TASK MATERIAL.

---

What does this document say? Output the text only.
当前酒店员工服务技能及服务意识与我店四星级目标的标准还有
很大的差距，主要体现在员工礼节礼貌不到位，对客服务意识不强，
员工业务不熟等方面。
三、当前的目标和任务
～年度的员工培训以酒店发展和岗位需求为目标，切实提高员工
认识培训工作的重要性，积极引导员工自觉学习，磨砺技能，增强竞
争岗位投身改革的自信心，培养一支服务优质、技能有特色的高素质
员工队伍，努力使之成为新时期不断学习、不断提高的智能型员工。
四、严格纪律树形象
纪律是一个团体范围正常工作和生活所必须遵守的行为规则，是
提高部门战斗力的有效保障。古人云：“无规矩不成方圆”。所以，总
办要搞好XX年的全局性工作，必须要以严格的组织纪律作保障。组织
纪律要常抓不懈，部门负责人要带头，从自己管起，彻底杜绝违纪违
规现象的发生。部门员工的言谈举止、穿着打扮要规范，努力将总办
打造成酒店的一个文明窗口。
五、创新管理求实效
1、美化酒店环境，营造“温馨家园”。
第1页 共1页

---

DIRECTIVE. Write out the entries above once more, without altering anything.

FULL OUTPUT.
What does this document say? Output the text only.
当前酒店员工服务技能及服务意识与我店四星级目标的标准还有
很大的差距，主要体现在员工礼节礼貌不到位，对客服务意识不强，
员工业务不熟等方面。
三、当前的目标和任务
～年度的员工培训以酒店发展和岗位需求为目标，切实提高员工
认识培训工作的重要性，积极引导员工自觉学习，磨砺技能，增强竞
争岗位投身改革的自信心，培养一支服务优质、技能有特色的高素质
员工队伍，努力使之成为新时期不断学习、不断提高的智能型员工。
四、严格纪律树形象
纪律是一个团体范围正常工作和生活所必须遵守的行为规则，是
提高部门战斗力的有效保障。古人云：“无规矩不成方圆”。所以，总
办要搞好XX年的全局性工作，必须要以严格的组织纪律作保障。组织
纪律要常抓不懈，部门负责人要带头，从自己管起，彻底杜绝违纪违
规现象的发生。部门员工的言谈举止、穿着打扮要规范，努力将总办
打造成酒店的一个文明窗口。
五、创新管理求实效
1、美化酒店环境，营造“温馨家园”。
第1页 共1页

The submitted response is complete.